WHAT IS ASKED
Search the data below for the string "regression". Extract every line that contains it.

START RECORD LIST

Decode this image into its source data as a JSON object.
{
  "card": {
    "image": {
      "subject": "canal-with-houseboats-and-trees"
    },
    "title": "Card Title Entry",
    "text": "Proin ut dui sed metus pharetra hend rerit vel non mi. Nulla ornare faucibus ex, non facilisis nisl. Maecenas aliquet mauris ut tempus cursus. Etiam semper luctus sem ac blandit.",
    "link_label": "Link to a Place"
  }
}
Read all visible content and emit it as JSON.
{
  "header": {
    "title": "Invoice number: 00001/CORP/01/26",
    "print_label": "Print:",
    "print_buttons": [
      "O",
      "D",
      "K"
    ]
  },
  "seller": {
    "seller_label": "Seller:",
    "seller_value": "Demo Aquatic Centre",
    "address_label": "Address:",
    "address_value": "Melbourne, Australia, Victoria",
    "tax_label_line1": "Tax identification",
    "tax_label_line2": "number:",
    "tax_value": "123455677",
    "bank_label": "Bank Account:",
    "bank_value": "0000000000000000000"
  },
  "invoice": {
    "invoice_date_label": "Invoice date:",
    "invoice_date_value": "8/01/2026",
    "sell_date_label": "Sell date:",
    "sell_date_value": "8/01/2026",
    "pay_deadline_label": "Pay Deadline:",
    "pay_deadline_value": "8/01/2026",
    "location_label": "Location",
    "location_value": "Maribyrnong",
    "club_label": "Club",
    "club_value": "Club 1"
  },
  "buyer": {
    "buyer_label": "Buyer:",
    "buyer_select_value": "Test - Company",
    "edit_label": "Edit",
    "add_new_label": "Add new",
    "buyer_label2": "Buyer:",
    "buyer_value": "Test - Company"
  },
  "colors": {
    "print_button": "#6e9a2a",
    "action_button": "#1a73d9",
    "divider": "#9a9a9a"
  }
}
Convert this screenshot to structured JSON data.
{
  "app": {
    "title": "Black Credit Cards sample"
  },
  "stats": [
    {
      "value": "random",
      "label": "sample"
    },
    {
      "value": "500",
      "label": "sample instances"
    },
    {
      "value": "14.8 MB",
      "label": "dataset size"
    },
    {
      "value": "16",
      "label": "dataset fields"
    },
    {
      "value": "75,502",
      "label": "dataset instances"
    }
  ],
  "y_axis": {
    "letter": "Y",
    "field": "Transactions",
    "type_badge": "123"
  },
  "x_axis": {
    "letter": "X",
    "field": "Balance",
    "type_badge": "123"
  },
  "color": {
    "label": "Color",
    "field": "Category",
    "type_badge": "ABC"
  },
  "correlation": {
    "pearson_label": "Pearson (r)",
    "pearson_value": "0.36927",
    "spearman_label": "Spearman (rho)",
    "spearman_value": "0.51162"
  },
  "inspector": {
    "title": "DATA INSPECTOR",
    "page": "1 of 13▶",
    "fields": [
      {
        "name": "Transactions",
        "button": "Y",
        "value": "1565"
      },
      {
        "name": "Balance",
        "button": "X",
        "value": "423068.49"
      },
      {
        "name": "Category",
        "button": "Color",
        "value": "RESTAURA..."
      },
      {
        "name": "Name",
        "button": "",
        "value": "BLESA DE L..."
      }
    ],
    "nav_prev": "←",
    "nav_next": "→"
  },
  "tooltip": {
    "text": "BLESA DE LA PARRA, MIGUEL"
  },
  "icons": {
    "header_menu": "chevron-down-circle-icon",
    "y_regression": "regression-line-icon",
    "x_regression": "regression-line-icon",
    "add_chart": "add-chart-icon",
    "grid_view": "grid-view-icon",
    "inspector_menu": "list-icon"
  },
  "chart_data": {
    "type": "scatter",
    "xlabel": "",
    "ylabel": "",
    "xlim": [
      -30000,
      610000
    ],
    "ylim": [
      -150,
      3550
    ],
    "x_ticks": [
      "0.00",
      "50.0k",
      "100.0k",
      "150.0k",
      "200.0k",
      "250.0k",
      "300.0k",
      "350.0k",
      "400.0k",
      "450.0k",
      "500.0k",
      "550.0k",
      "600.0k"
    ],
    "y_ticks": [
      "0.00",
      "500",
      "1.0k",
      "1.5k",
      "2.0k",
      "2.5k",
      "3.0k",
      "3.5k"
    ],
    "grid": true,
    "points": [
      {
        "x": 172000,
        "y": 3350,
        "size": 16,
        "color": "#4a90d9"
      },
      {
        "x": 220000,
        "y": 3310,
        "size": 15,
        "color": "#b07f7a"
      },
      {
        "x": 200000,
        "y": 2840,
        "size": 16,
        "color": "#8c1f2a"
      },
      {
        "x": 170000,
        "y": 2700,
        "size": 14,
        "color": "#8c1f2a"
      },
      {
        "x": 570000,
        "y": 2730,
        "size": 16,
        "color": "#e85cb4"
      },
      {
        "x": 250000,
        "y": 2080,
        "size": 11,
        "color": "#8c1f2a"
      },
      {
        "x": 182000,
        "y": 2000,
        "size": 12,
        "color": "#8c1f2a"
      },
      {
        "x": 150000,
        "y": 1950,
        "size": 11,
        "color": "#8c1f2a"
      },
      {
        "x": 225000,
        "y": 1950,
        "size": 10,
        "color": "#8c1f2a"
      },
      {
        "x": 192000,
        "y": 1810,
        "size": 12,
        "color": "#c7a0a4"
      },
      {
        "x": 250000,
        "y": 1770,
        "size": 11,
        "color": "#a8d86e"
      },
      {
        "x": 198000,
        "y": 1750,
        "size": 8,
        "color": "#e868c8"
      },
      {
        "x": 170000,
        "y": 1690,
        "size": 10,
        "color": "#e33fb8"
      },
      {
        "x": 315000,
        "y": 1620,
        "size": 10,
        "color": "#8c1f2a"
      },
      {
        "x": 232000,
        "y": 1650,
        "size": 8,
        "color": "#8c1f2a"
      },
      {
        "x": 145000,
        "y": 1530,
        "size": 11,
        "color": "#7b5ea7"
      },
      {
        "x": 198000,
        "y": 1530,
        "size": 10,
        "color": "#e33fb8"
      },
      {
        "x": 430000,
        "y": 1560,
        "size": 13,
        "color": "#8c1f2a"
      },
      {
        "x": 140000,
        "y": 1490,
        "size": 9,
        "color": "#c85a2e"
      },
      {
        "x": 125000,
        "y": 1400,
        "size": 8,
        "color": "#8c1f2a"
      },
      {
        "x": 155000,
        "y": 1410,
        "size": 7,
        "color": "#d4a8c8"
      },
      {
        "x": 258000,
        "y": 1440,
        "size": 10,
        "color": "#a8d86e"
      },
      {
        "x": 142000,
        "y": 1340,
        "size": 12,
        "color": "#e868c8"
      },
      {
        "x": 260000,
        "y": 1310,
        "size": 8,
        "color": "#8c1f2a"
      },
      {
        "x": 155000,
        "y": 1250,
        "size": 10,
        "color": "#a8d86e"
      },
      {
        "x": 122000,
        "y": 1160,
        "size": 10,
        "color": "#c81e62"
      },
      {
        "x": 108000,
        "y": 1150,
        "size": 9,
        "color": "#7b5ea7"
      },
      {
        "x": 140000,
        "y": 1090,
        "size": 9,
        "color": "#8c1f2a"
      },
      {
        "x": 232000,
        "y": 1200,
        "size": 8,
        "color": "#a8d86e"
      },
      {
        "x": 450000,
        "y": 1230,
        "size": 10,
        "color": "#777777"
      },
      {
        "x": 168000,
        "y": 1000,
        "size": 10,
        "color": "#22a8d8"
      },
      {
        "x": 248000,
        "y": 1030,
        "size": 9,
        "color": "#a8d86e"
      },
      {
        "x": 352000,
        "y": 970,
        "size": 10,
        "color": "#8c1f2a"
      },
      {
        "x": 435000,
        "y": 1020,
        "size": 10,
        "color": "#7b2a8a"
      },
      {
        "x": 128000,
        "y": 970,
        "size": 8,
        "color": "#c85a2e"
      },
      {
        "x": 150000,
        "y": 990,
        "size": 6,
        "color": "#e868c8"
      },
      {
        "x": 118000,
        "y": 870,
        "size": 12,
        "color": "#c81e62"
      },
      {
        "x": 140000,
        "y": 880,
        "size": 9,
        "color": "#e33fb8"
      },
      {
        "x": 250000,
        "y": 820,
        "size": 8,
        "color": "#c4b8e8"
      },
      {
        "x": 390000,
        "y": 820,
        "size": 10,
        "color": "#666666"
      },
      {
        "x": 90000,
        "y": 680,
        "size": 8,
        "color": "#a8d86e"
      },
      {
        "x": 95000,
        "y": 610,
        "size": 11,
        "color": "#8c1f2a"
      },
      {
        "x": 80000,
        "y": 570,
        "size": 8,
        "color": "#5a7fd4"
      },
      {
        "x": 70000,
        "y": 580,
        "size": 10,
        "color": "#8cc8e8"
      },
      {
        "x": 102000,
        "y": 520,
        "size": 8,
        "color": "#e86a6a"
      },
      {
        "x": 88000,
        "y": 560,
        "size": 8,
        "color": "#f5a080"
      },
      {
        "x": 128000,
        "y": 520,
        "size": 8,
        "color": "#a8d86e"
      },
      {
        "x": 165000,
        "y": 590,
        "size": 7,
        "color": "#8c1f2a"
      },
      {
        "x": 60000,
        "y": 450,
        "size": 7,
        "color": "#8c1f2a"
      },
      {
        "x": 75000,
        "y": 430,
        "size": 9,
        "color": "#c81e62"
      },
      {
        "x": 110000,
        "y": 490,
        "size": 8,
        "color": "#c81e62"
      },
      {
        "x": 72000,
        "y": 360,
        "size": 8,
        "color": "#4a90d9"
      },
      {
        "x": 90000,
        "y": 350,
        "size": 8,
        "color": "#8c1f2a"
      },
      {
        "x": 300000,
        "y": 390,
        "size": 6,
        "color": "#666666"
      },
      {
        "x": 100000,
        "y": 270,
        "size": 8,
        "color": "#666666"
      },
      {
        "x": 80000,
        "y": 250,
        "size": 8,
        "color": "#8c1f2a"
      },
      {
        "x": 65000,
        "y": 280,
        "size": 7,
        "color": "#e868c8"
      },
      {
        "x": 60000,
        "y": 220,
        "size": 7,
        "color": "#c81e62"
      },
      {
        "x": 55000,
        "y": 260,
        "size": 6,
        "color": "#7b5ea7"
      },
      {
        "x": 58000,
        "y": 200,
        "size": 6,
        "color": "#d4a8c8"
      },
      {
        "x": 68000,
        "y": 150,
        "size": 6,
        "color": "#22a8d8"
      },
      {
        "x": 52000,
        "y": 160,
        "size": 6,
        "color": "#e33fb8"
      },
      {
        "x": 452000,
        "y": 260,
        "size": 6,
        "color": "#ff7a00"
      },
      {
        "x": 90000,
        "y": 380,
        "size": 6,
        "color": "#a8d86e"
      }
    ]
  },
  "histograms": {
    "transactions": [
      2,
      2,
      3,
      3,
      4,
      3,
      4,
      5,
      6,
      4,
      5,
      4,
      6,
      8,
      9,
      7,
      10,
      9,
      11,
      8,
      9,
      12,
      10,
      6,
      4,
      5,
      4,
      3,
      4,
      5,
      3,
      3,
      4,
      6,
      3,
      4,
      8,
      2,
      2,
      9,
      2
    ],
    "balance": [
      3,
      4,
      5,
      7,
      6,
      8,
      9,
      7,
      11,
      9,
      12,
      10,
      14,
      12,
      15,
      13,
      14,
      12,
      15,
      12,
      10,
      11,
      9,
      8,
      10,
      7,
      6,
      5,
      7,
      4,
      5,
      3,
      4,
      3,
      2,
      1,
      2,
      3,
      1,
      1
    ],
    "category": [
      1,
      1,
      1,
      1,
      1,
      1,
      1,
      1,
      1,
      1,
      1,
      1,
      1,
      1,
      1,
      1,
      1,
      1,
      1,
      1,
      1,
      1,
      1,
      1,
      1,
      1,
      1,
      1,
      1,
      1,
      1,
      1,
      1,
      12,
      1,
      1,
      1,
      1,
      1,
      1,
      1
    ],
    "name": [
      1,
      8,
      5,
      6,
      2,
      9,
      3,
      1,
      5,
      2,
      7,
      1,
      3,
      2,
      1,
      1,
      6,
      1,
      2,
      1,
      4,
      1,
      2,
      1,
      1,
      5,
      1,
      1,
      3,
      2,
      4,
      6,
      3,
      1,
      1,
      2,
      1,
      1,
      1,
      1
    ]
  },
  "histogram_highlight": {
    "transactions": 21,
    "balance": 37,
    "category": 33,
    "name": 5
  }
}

END RECORD LIST

TASK RESULT
    "y_regression": "regression-line-icon",
    "x_regression": "regression-line-icon",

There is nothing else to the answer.